• _Extracted information_:

════

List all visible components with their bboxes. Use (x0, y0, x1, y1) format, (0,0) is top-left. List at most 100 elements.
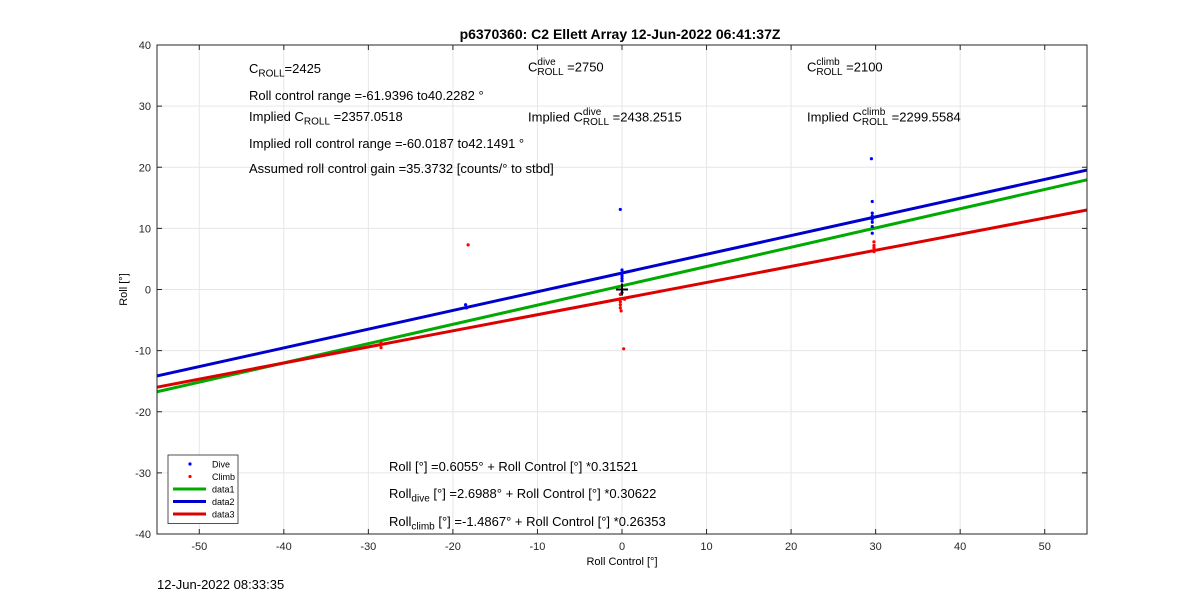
dive-point (464, 306, 469, 310)
dive-point (870, 231, 874, 235)
dive-point (870, 211, 874, 215)
y-tick-label: 0 (145, 285, 151, 297)
x-tick-label: -50 (191, 541, 207, 553)
legend-label-climb: Climb (212, 472, 235, 482)
climb-point (379, 345, 383, 350)
dive-point (870, 224, 874, 229)
dive-point (463, 303, 468, 307)
chart-title: p6370360: C2 Ellett Array 12-Jun-2022 06… (459, 26, 781, 42)
dive-point (870, 199, 874, 204)
x-tick-label: 0 (619, 541, 625, 553)
eq-dive-rest: [°] =2.6988° + Roll Control [°] *0.30622 (429, 486, 657, 501)
axis-ticks: -50 -40 -30 -20 -10 0 10 20 30 40 50 -40 -30 -20 -10 0 1… (135, 40, 1087, 553)
origin-marker (616, 283, 628, 296)
x-tick-label: 20 (785, 541, 797, 553)
gain-annotation: Assumed roll control gain =35.3732 [coun… (249, 161, 554, 176)
dive-point (620, 276, 624, 281)
y-tick-label: 30 (139, 101, 151, 113)
climb-point (622, 297, 627, 301)
x-tick-label: -40 (276, 541, 292, 553)
c-roll-label: C (249, 61, 259, 76)
implied-climb-prefix: Implied C (807, 109, 862, 125)
eq-climb-prefix: Roll (389, 514, 412, 529)
eq-dive-sub: dive (411, 493, 430, 505)
eq-climb-rest: [°] =-1.4867° + Roll Control [°] *0.2635… (434, 514, 666, 529)
x-tick-label: 30 (870, 541, 882, 553)
implied-dive-sup: dive (582, 107, 602, 118)
y-axis-label: Roll [°] (118, 273, 130, 306)
implied-climb-sup: climb (861, 107, 886, 118)
x-tick-label: 40 (954, 541, 966, 553)
equation-all: Roll [°] =0.6055° + Roll Control [°] *0.… (389, 459, 639, 474)
climb-point (618, 306, 622, 310)
x-tick-label: 50 (1039, 541, 1051, 553)
dive-point (620, 272, 624, 276)
climb-point (466, 243, 470, 247)
climb-point (872, 246, 876, 250)
c-dive-sub: ROLL (537, 67, 564, 78)
dive-point (870, 220, 874, 224)
y-tick-label: -40 (135, 529, 151, 541)
eq-dive-prefix: Roll (389, 486, 412, 501)
dive-point (870, 217, 874, 221)
legend-label-data1: data1 (212, 485, 235, 495)
c-roll-annotation: CROLL=2425 (249, 61, 321, 80)
equation-climb: Rollclimb [°] =-1.4867° + Roll Control [… (389, 514, 666, 533)
x-tick-label: -30 (360, 541, 376, 553)
climb-point (618, 300, 622, 304)
x-tick-label: 10 (700, 541, 712, 553)
climb-point (872, 240, 876, 244)
c-roll-value: =2425 (284, 61, 322, 76)
dive-point (870, 214, 874, 218)
dive-point (618, 207, 622, 212)
c-climb-sup: climb (816, 57, 840, 68)
implied-range-annotation: Implied roll control range =-60.0187 to4… (249, 136, 525, 151)
dive-point (620, 279, 624, 283)
legend-label-data3: data3 (212, 510, 235, 520)
data3-fit-line (156, 208, 1088, 389)
roll-range-annotation: Roll control range =-61.9396 to40.2282 ° (249, 88, 484, 103)
climb-point (618, 297, 622, 301)
legend-label-data2: data2 (212, 497, 235, 507)
y-tick-label: 40 (139, 40, 151, 52)
c-dive-value: =2750 (567, 59, 604, 75)
implied-climb-sub: ROLL (861, 117, 889, 128)
eq-climb-sub: climb (411, 521, 435, 533)
climb-point (618, 303, 622, 307)
dive-point (620, 268, 624, 272)
implied-dive-value: =2438.2515 (612, 109, 682, 125)
climb-point (872, 250, 876, 254)
x-tick-label: -20 (445, 541, 461, 553)
x-tick-label: -10 (530, 541, 546, 553)
climb-point (872, 243, 876, 248)
x-axis-label: Roll Control [°] (586, 556, 657, 568)
c-dive-sup: dive (537, 57, 556, 68)
c-roll-sub: ROLL (258, 68, 285, 80)
equation-dive: Rolldive [°] =2.6988° + Roll Control [°]… (389, 486, 656, 505)
y-tick-label: 10 (139, 223, 151, 235)
implied-c-roll-annotation: Implied CROLL =2357.0518 (249, 109, 403, 128)
legend: Dive Climb data1 data2 data3 (167, 454, 239, 524)
y-tick-label: 20 (139, 162, 151, 174)
y-tick-label: -30 (135, 468, 151, 480)
c-dive-label: C (528, 59, 538, 75)
implied-c-prefix: Implied C (249, 109, 304, 124)
implied-c-value: =2357.0518 (333, 109, 403, 124)
implied-dive-sub: ROLL (582, 117, 610, 128)
climb-point (619, 309, 623, 313)
implied-dive-prefix: Implied C (528, 109, 583, 125)
legend-swatch-dive (188, 462, 192, 466)
climb-point (379, 341, 383, 345)
legend-swatch-climb (188, 474, 192, 479)
data-points (379, 157, 876, 351)
c-climb-value: =2100 (846, 59, 883, 75)
dive-point (620, 274, 624, 278)
climb-point (622, 347, 626, 351)
implied-c-sub: ROLL (303, 116, 331, 128)
legend-label-dive: Dive (212, 460, 230, 470)
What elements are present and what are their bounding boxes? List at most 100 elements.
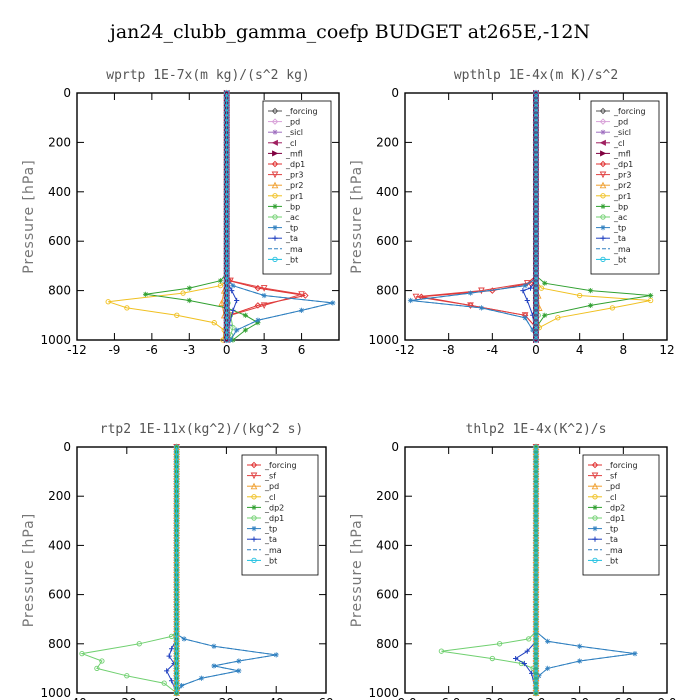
legend-label: _dp1: [264, 514, 284, 523]
legend-marker: [599, 181, 607, 189]
plot-frame: [76, 92, 340, 341]
x-tick-label: -8: [443, 343, 455, 357]
series-dp1: [79, 447, 178, 694]
legend: _forcing _sf_pd _cl_dp2 _dp1 _tp_ta _ma_bt: [582, 454, 660, 576]
x-tick-label: 0: [223, 343, 231, 357]
data-point: [538, 285, 545, 291]
legend-label: _ta: [605, 535, 618, 544]
data-point: [234, 327, 240, 333]
data-point: [478, 287, 485, 295]
legend-marker: [600, 203, 606, 209]
data-point: [227, 337, 234, 343]
legend-marker: [272, 235, 278, 241]
data-point: [224, 174, 230, 180]
data-point: [533, 194, 539, 200]
y-axis-label: Pressure [hPa]: [349, 159, 365, 273]
legend-marker: [271, 107, 279, 115]
data-point: [533, 596, 539, 603]
data-point: [533, 532, 539, 539]
data-point: [522, 283, 528, 289]
legend-entry: _dp1: [268, 160, 305, 169]
data-point: [173, 513, 180, 519]
y-tick-label: 800: [376, 637, 399, 651]
data-point: [632, 651, 638, 657]
data-point: [224, 292, 230, 299]
data-point: [533, 199, 539, 205]
data-point: [173, 665, 180, 672]
legend-label: _bt: [285, 255, 298, 264]
y-axis-label: Pressure [hPa]: [349, 513, 365, 627]
data-point: [224, 144, 230, 150]
data-point: [173, 557, 180, 563]
series-bt: [533, 444, 539, 696]
legend: _forcing_pd_sicl_cl_mfl_dp1_pr3_pr2_pr1_…: [262, 100, 332, 275]
legend-label: _tp: [285, 224, 298, 233]
data-point: [173, 606, 180, 613]
legend-entry: _forcing: [247, 461, 297, 470]
data-point: [533, 552, 539, 558]
legend-marker: [271, 118, 279, 125]
data-point: [533, 646, 539, 652]
data-point: [533, 572, 539, 578]
legend-marker: [591, 482, 599, 490]
data-point: [178, 683, 185, 689]
data-point: [533, 253, 539, 259]
series-line: [145, 93, 259, 341]
data-point: [230, 324, 236, 331]
x-tick-label: -6: [146, 343, 158, 357]
data-point: [224, 213, 230, 220]
data-point: [533, 115, 539, 121]
data-point: [533, 124, 539, 131]
legend-label: _pr2: [285, 181, 303, 190]
data-point: [647, 297, 654, 304]
legend-marker: [250, 461, 258, 469]
data-point: [533, 203, 539, 210]
data-point: [224, 322, 230, 328]
data-point: [533, 680, 539, 686]
legend-entry: _pr1: [596, 192, 631, 201]
data-point: [173, 459, 180, 465]
legend-label: _cl: [605, 493, 617, 502]
legend-marker: [600, 225, 606, 231]
data-point: [217, 283, 224, 289]
data-point: [533, 139, 539, 146]
legend-marker: [599, 160, 607, 168]
data-point: [533, 606, 539, 613]
y-tick-label: 400: [48, 538, 71, 552]
data-point: [224, 184, 230, 190]
legend-entry: _bt: [588, 556, 618, 565]
data-point: [224, 189, 230, 195]
legend-label: _pd: [285, 118, 300, 127]
legend-entry: _ta: [247, 535, 277, 544]
data-point: [533, 208, 539, 215]
data-point: [467, 290, 474, 296]
legend-entry: _tp: [268, 224, 298, 233]
data-point: [173, 449, 180, 455]
data-point: [173, 518, 180, 524]
legend-entry: _ma: [588, 546, 623, 555]
x-tick-label: -4: [486, 343, 498, 357]
data-point: [533, 567, 539, 573]
data-point: [173, 582, 180, 588]
data-point: [533, 591, 539, 598]
data-point: [533, 493, 539, 499]
data-point: [533, 508, 539, 514]
series-line: [176, 447, 277, 694]
data-point: [173, 567, 180, 573]
data-point: [173, 454, 180, 460]
legend-label: _forcing: [605, 461, 638, 470]
data-point: [173, 680, 180, 686]
data-point: [255, 317, 261, 323]
legend-entry: _pd: [268, 118, 300, 127]
legend-label: _bp: [613, 202, 628, 211]
legend-marker: [599, 107, 607, 115]
data-point: [533, 587, 539, 593]
data-point: [173, 660, 180, 667]
data-point: [224, 95, 230, 101]
data-point: [542, 312, 548, 318]
legend-label: _ac: [285, 213, 299, 222]
data-point: [224, 278, 230, 284]
data-point: [533, 297, 539, 304]
x-tick-label: 6.0: [614, 696, 633, 700]
legend-label: _pr1: [285, 192, 303, 201]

════

Please rewrite the stretch of lines from the one containing "dive-point (464, 306, 469, 310)" through the one containing "c-dive-sub: ROLL (537, 67, 564, 78)", substituting "ascent-point" for "climb-point" and leaving everything else as it is.

• _Written response_:
dive-point (464, 306, 469, 310)
dive-point (870, 231, 874, 235)
dive-point (870, 211, 874, 215)
y-tick-label: 0 (145, 285, 151, 297)
x-tick-label: -50 (191, 541, 207, 553)
legend-label-climb: Climb (212, 472, 235, 482)
ascent-point (379, 345, 383, 350)
dive-point (870, 224, 874, 229)
dive-point (463, 303, 468, 307)
chart-title: p6370360: C2 Ellett Array 12-Jun-2022 06… (459, 26, 781, 42)
dive-point (870, 199, 874, 204)
x-tick-label: 0 (619, 541, 625, 553)
eq-dive-rest: [°] =2.6988° + Roll Control [°] *0.30622 (429, 486, 657, 501)
axis-ticks: -50 -40 -30 -20 -10 0 10 20 30 40 50 -40 -30 -20 -10 0 1… (135, 40, 1087, 553)
origin-marker (616, 283, 628, 296)
x-tick-label: 20 (785, 541, 797, 553)
gain-annotation: Assumed roll control gain =35.3732 [coun… (249, 161, 554, 176)
dive-point (620, 276, 624, 281)
y-tick-label: 30 (139, 101, 151, 113)
ascent-point (622, 297, 627, 301)
x-tick-label: -40 (276, 541, 292, 553)
c-roll-label: C (249, 61, 259, 76)
implied-climb-prefix: Implied C (807, 109, 862, 125)
eq-climb-prefix: Roll (389, 514, 412, 529)
eq-dive-sub: dive (411, 493, 430, 505)
eq-climb-rest: [°] =-1.4867° + Roll Control [°] *0.2635… (434, 514, 666, 529)
x-tick-label: 30 (870, 541, 882, 553)
implied-dive-sup: dive (582, 107, 602, 118)
y-axis-label: Roll [°] (118, 273, 130, 306)
implied-climb-sup: climb (861, 107, 886, 118)
x-tick-label: 40 (954, 541, 966, 553)
equation-all: Roll [°] =0.6055° + Roll Control [°] *0.… (389, 459, 639, 474)
ascent-point (618, 306, 622, 310)
x-tick-label: 50 (1039, 541, 1051, 553)
dive-point (620, 272, 624, 276)
ascent-point (466, 243, 470, 247)
ascent-point (872, 246, 876, 250)
c-dive-sub: ROLL (537, 67, 564, 78)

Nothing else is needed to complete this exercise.